» **What this task involves**: Find the word "children" in the material below and gather every line that contains it.

» **Records shown**:

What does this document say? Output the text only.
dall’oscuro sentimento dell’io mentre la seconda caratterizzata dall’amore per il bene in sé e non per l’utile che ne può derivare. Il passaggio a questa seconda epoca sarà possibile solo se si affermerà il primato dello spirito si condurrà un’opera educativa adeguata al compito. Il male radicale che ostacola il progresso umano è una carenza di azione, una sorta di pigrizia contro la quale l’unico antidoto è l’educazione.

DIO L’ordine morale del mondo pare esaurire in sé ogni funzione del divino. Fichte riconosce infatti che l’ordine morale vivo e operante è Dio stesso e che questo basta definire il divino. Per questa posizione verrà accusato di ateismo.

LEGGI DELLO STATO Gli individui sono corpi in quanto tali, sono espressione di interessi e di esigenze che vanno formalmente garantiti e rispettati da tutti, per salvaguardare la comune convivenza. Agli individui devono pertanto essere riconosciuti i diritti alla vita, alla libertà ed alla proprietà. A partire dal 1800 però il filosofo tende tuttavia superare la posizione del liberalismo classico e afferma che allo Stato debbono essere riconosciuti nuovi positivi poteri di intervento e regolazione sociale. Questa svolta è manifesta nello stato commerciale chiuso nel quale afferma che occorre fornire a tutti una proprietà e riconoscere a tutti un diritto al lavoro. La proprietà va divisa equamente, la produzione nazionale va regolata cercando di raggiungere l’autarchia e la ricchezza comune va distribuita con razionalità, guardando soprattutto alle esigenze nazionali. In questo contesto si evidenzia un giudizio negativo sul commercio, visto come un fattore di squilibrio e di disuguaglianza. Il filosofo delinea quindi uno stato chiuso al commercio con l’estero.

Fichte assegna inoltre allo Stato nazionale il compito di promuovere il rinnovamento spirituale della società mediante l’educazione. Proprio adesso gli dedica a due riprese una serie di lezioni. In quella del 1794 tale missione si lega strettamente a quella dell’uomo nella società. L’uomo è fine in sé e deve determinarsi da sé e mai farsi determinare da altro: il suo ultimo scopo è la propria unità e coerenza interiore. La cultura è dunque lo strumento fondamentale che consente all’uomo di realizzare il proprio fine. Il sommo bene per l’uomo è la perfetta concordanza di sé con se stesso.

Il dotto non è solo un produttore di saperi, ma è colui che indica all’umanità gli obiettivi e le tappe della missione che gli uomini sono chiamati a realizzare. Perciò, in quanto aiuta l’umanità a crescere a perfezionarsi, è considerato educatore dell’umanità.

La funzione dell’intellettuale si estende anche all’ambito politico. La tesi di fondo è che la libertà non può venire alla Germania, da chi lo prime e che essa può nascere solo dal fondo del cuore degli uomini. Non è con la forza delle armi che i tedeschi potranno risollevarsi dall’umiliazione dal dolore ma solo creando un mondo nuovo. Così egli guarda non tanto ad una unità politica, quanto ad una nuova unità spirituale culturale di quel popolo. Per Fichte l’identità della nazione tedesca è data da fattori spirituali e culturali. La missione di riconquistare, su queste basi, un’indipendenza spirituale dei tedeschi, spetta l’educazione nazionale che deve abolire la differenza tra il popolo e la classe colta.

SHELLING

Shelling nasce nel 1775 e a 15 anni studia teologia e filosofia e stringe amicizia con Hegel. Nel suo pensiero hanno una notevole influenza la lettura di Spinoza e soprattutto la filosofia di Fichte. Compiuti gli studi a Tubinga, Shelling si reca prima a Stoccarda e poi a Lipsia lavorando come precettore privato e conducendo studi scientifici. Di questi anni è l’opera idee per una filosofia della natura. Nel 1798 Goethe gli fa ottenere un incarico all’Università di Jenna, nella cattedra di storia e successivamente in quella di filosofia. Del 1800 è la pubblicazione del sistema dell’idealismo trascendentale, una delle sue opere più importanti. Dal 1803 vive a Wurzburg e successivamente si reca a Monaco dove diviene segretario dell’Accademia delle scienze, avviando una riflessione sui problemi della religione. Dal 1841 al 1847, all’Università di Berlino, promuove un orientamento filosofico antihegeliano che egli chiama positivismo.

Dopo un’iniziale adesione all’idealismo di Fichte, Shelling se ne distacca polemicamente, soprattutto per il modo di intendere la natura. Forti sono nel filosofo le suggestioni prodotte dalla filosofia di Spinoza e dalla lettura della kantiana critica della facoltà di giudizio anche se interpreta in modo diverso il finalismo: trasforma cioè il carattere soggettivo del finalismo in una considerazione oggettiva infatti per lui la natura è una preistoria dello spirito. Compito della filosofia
--
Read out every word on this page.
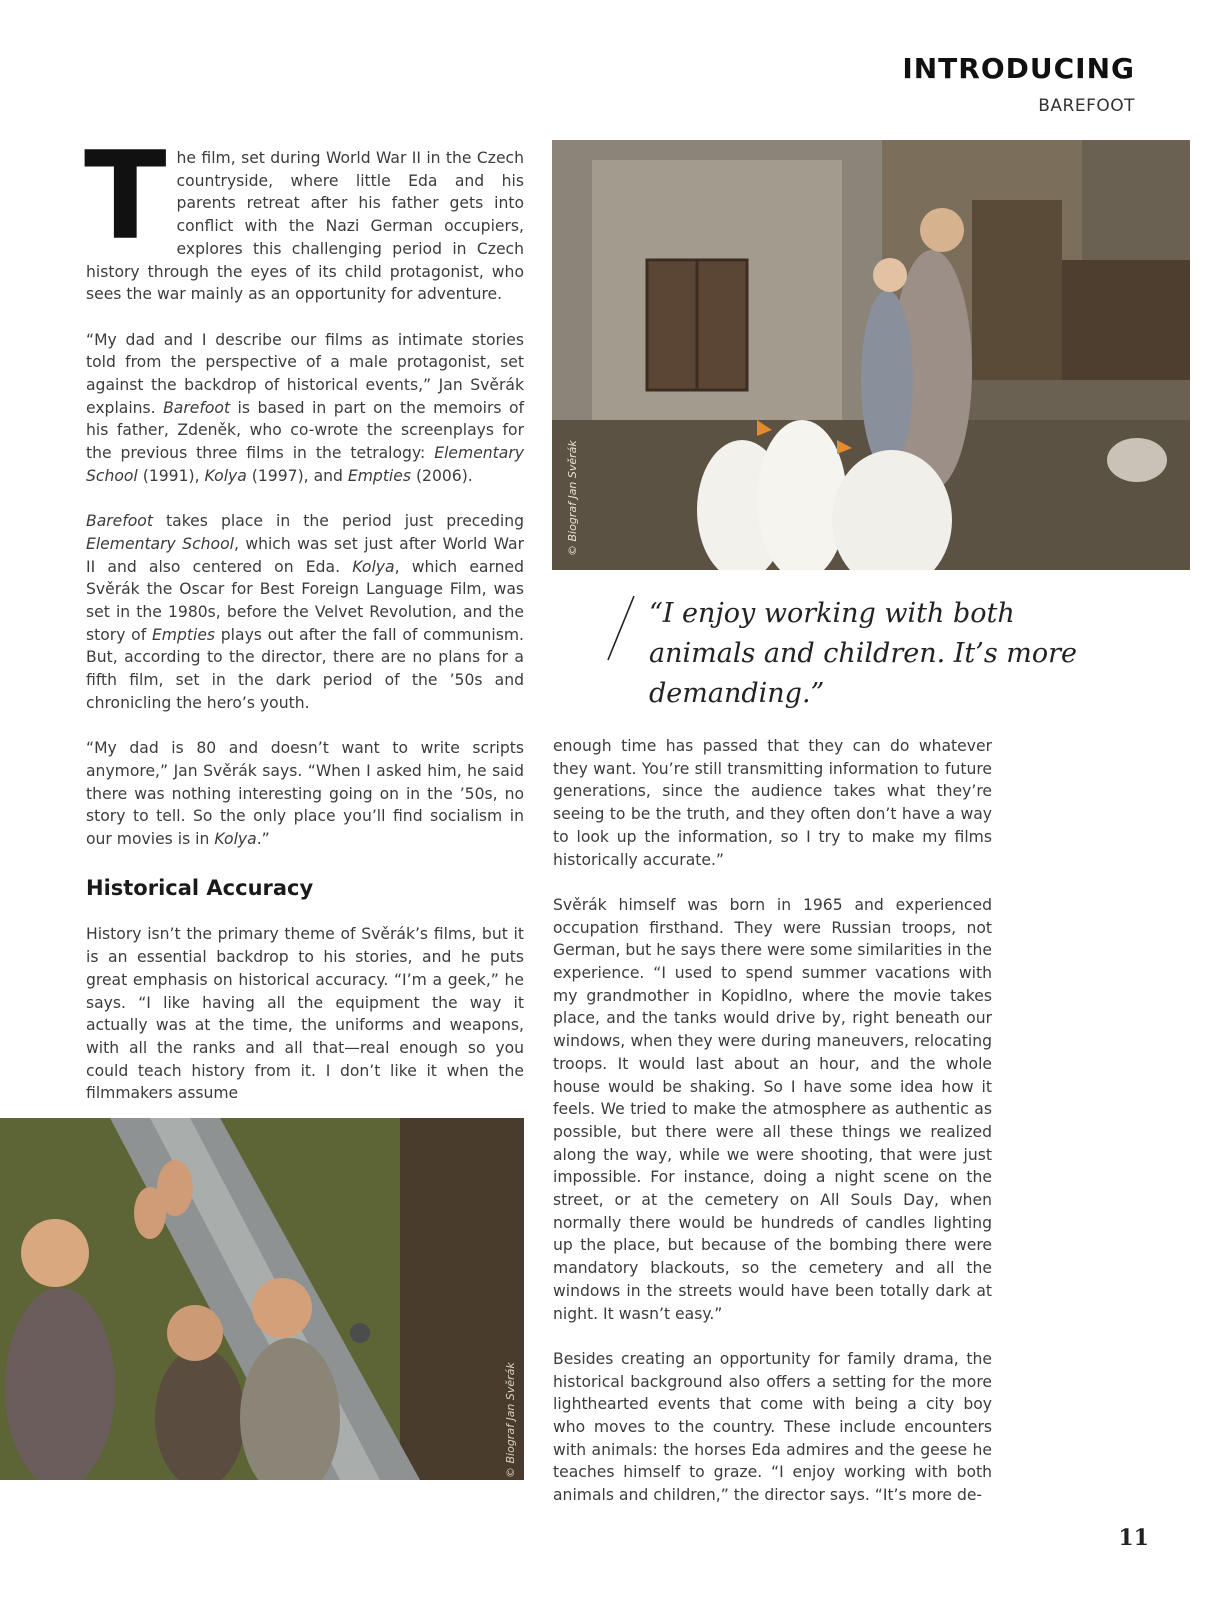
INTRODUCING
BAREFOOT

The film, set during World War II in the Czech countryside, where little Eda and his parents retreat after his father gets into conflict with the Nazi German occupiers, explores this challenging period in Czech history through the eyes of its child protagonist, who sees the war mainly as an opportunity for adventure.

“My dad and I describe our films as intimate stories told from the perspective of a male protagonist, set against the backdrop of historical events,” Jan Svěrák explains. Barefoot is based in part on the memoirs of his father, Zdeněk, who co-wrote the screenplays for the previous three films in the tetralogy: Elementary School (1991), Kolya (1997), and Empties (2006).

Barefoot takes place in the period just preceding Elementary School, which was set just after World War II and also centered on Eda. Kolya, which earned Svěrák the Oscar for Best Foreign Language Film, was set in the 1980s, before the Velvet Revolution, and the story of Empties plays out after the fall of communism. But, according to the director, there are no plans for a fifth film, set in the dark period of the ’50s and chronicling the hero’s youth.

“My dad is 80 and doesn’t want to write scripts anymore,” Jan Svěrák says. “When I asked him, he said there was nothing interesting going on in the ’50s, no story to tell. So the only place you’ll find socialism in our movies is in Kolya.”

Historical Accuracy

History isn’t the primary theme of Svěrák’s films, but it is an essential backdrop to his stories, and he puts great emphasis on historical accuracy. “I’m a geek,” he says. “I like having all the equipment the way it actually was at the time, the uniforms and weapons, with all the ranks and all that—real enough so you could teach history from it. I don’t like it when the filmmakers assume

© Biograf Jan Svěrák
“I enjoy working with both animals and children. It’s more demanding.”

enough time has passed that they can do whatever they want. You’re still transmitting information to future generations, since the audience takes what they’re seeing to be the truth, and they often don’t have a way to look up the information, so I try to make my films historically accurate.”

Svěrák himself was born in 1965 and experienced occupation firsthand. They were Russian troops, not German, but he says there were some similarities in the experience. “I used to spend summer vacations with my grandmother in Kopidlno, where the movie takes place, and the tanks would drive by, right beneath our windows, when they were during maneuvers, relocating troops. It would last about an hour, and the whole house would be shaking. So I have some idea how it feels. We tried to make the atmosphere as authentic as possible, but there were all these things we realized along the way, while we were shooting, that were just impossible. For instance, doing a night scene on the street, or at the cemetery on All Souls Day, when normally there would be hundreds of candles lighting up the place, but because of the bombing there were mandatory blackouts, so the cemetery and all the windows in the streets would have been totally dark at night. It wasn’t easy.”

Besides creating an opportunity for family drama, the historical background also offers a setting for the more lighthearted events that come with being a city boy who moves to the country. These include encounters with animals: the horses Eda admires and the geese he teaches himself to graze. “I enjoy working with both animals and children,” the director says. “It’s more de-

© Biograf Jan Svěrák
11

» **Result**:
“I enjoy working with both animals and children. It’s more demanding.”
Besides creating an opportunity for family drama, the historical background also offers a setting for the more lighthearted events that come with being a city boy who moves to the country. These include encounters with animals: the horses Eda admires and the geese he teaches himself to graze. “I enjoy working with both animals and children,” the director says. “It’s more de-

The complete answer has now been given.